Your copy of the material must match it exactly, except that pictures are dropped.

________________

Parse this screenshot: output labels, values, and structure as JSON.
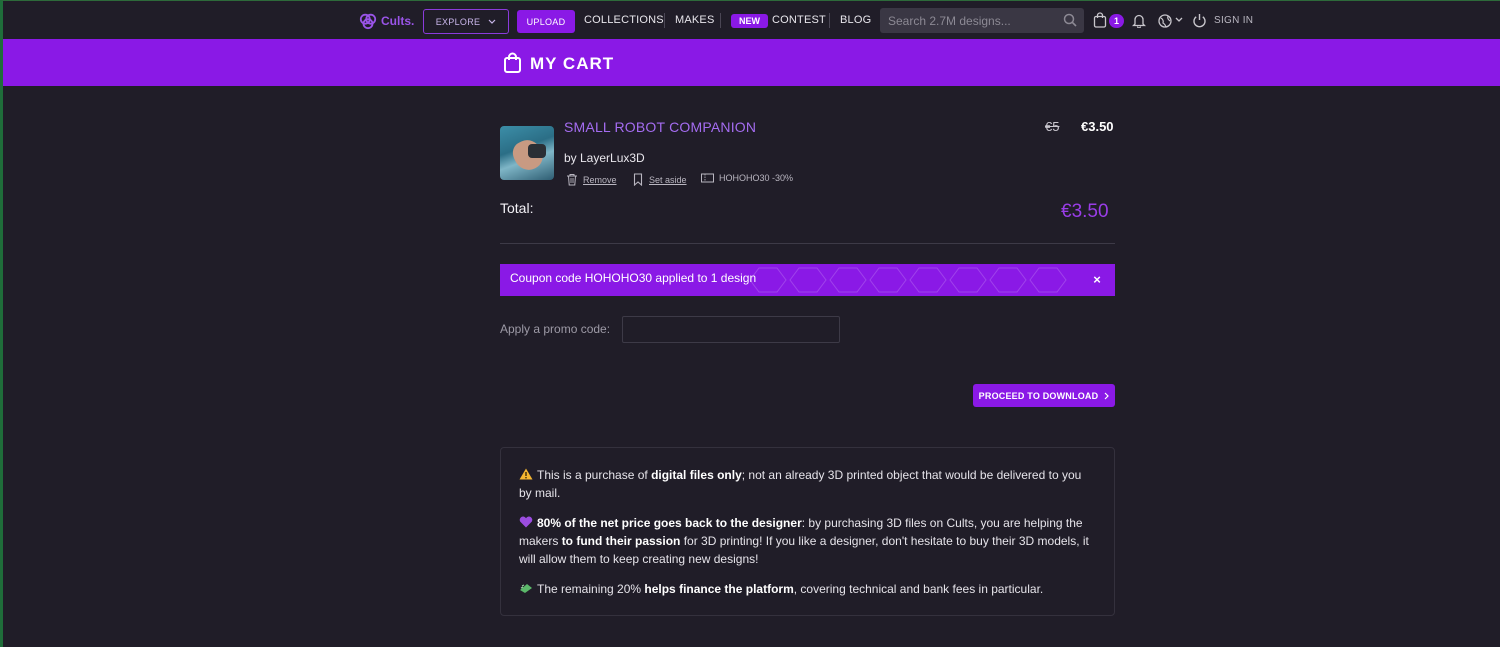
{
  "nav": {
    "logo_text": "Cults.",
    "explore_label": "EXPLORE",
    "upload_label": "UPLOAD",
    "collections_label": "COLLECTIONS",
    "makes_label": "MAKES",
    "new_badge": "NEW",
    "contest_label": "CONTEST",
    "blog_label": "BLOG",
    "search_placeholder": "Search 2.7M designs...",
    "cart_count": "1",
    "signin_label": "SIGN IN"
  },
  "banner": {
    "title": "MY CART"
  },
  "cart": {
    "item": {
      "title": "SMALL ROBOT COMPANION",
      "byline": "by LayerLux3D",
      "remove_label": "Remove",
      "set_aside_label": "Set aside",
      "coupon_tag": "HOHOHO30 -30%",
      "old_price": "€5",
      "new_price": "€3.50"
    },
    "total_label": "Total:",
    "total_value": "€3.50"
  },
  "coupon_alert": {
    "text": "Coupon code HOHOHO30 applied to 1 design",
    "close": "×"
  },
  "promo": {
    "label": "Apply a promo code:",
    "value": ""
  },
  "proceed_label": "PROCEED TO DOWNLOAD",
  "info": {
    "p1_pre": "This is a purchase of ",
    "p1_bold": "digital files only",
    "p1_post": "; not an already 3D printed object that would be delivered to you by mail.",
    "p2_bold1": "80% of the net price goes back to the designer",
    "p2_mid": ": by purchasing 3D files on Cults, you are helping the makers ",
    "p2_bold2": "to fund their passion",
    "p2_post": " for 3D printing! If you like a designer, don't hesitate to buy their 3D models, it will allow them to keep creating new designs!",
    "p3_pre": "The remaining 20% ",
    "p3_bold": "helps finance the platform",
    "p3_post": ", covering technical and bank fees in particular."
  },
  "colors": {
    "accent": "#8a19e6",
    "background": "#201d28",
    "link": "#a46cf0"
  }
}
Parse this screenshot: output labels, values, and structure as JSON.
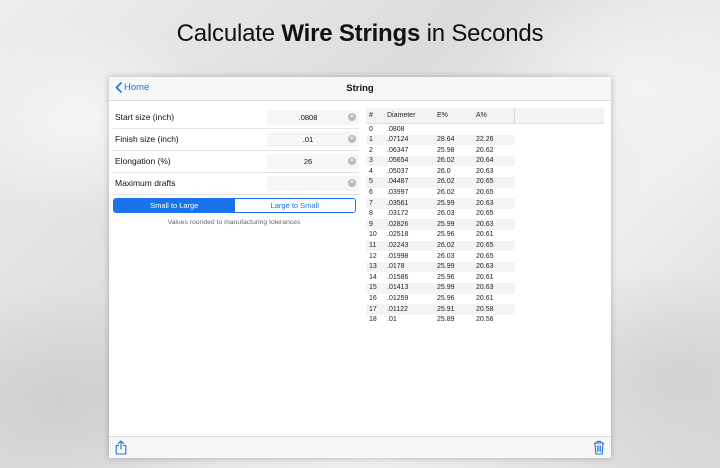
{
  "headline": {
    "prefix": "Calculate ",
    "bold": "Wire Strings",
    "suffix": " in Seconds"
  },
  "navbar": {
    "back_label": "Home",
    "title": "String"
  },
  "form": {
    "rows": [
      {
        "label": "Start size (inch)",
        "value": ".0808"
      },
      {
        "label": "Finish size (inch)",
        "value": ".01"
      },
      {
        "label": "Elongation (%)",
        "value": "26"
      },
      {
        "label": "Maximum drafts",
        "value": ""
      }
    ],
    "segment": {
      "left": "Small to Large",
      "right": "Large to Small",
      "selected": "Small to Large"
    },
    "note": "Values rounded to manufacturing tolerances"
  },
  "table": {
    "headers": [
      "#",
      "Diameter",
      "E%",
      "A%"
    ],
    "rows": [
      [
        "0",
        ".0808",
        "",
        ""
      ],
      [
        "1",
        ".07124",
        "28.64",
        "22.26"
      ],
      [
        "2",
        ".06347",
        "25.98",
        "20.62"
      ],
      [
        "3",
        ".05654",
        "26.02",
        "20.64"
      ],
      [
        "4",
        ".05037",
        "26.0",
        "20.63"
      ],
      [
        "5",
        ".04487",
        "26.02",
        "20.65"
      ],
      [
        "6",
        ".03997",
        "26.02",
        "20.65"
      ],
      [
        "7",
        ".03561",
        "25.99",
        "20.63"
      ],
      [
        "8",
        ".03172",
        "26.03",
        "20.65"
      ],
      [
        "9",
        ".02826",
        "25.99",
        "20.63"
      ],
      [
        "10",
        ".02518",
        "25.96",
        "20.61"
      ],
      [
        "11",
        ".02243",
        "26.02",
        "20.65"
      ],
      [
        "12",
        ".01998",
        "26.03",
        "20.65"
      ],
      [
        "13",
        ".0178",
        "25.99",
        "20.63"
      ],
      [
        "14",
        ".01586",
        "25.96",
        "20.61"
      ],
      [
        "15",
        ".01413",
        "25.99",
        "20.63"
      ],
      [
        "16",
        ".01259",
        "25.96",
        "20.61"
      ],
      [
        "17",
        ".01122",
        "25.91",
        "20.58"
      ],
      [
        "18",
        ".01",
        "25.89",
        "20.56"
      ]
    ]
  },
  "toolbar": {
    "left_icon": "share-icon",
    "right_icon": "trash-icon"
  },
  "colors": {
    "accent": "#1a73e8"
  }
}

________________

> [Response to the task]:
Parse this screenshot: output labels, values, and structure as JSON.
{
  "nav": {
    "logo_text": "Cults.",
    "explore_label": "EXPLORE",
    "upload_label": "UPLOAD",
    "collections_label": "COLLECTIONS",
    "makes_label": "MAKES",
    "new_badge": "NEW",
    "contest_label": "CONTEST",
    "blog_label": "BLOG",
    "search_placeholder": "Search 2.7M designs...",
    "cart_count": "1",
    "signin_label": "SIGN IN"
  },
  "banner": {
    "title": "MY CART"
  },
  "cart": {
    "item": {
      "title": "SMALL ROBOT COMPANION",
      "byline": "by LayerLux3D",
      "remove_label": "Remove",
      "set_aside_label": "Set aside",
      "coupon_tag": "HOHOHO30 -30%",
      "old_price": "€5",
      "new_price": "€3.50"
    },
    "total_label": "Total:",
    "total_value": "€3.50"
  },
  "coupon_alert": {
    "text": "Coupon code HOHOHO30 applied to 1 design",
    "close": "×"
  },
  "promo": {
    "label": "Apply a promo code:",
    "value": ""
  },
  "proceed_label": "PROCEED TO DOWNLOAD",
  "info": {
    "p1_pre": "This is a purchase of ",
    "p1_bold": "digital files only",
    "p1_post": "; not an already 3D printed object that would be delivered to you by mail.",
    "p2_bold1": "80% of the net price goes back to the designer",
    "p2_mid": ": by purchasing 3D files on Cults, you are helping the makers ",
    "p2_bold2": "to fund their passion",
    "p2_post": " for 3D printing! If you like a designer, don't hesitate to buy their 3D models, it will allow them to keep creating new designs!",
    "p3_pre": "The remaining 20% ",
    "p3_bold": "helps finance the platform",
    "p3_post": ", covering technical and bank fees in particular."
  },
  "colors": {
    "accent": "#8a19e6",
    "background": "#201d28",
    "link": "#a46cf0"
  }
}
Parse this screenshot: output labels, values, and structure as JSON.
{
  "headline": {
    "prefix": "Calculate ",
    "bold": "Wire Strings",
    "suffix": " in Seconds"
  },
  "navbar": {
    "back_label": "Home",
    "title": "String"
  },
  "form": {
    "rows": [
      {
        "label": "Start size (inch)",
        "value": ".0808"
      },
      {
        "label": "Finish size (inch)",
        "value": ".01"
      },
      {
        "label": "Elongation (%)",
        "value": "26"
      },
      {
        "label": "Maximum drafts",
        "value": ""
      }
    ],
    "segment": {
      "left": "Small to Large",
      "right": "Large to Small",
      "selected": "Small to Large"
    },
    "note": "Values rounded to manufacturing tolerances"
  },
  "table": {
    "headers": [
      "#",
      "Diameter",
      "E%",
      "A%"
    ],
    "rows": [
      [
        "0",
        ".0808",
        "",
        ""
      ],
      [
        "1",
        ".07124",
        "28.64",
        "22.26"
      ],
      [
        "2",
        ".06347",
        "25.98",
        "20.62"
      ],
      [
        "3",
        ".05654",
        "26.02",
        "20.64"
      ],
      [
        "4",
        ".05037",
        "26.0",
        "20.63"
      ],
      [
        "5",
        ".04487",
        "26.02",
        "20.65"
      ],
      [
        "6",
        ".03997",
        "26.02",
        "20.65"
      ],
      [
        "7",
        ".03561",
        "25.99",
        "20.63"
      ],
      [
        "8",
        ".03172",
        "26.03",
        "20.65"
      ],
      [
        "9",
        ".02826",
        "25.99",
        "20.63"
      ],
      [
        "10",
        ".02518",
        "25.96",
        "20.61"
      ],
      [
        "11",
        ".02243",
        "26.02",
        "20.65"
      ],
      [
        "12",
        ".01998",
        "26.03",
        "20.65"
      ],
      [
        "13",
        ".0178",
        "25.99",
        "20.63"
      ],
      [
        "14",
        ".01586",
        "25.96",
        "20.61"
      ],
      [
        "15",
        ".01413",
        "25.99",
        "20.63"
      ],
      [
        "16",
        ".01259",
        "25.96",
        "20.61"
      ],
      [
        "17",
        ".01122",
        "25.91",
        "20.58"
      ],
      [
        "18",
        ".01",
        "25.89",
        "20.56"
      ]
    ]
  },
  "toolbar": {
    "left_icon": "share-icon",
    "right_icon": "trash-icon"
  },
  "colors": {
    "accent": "#1a73e8"
  }
}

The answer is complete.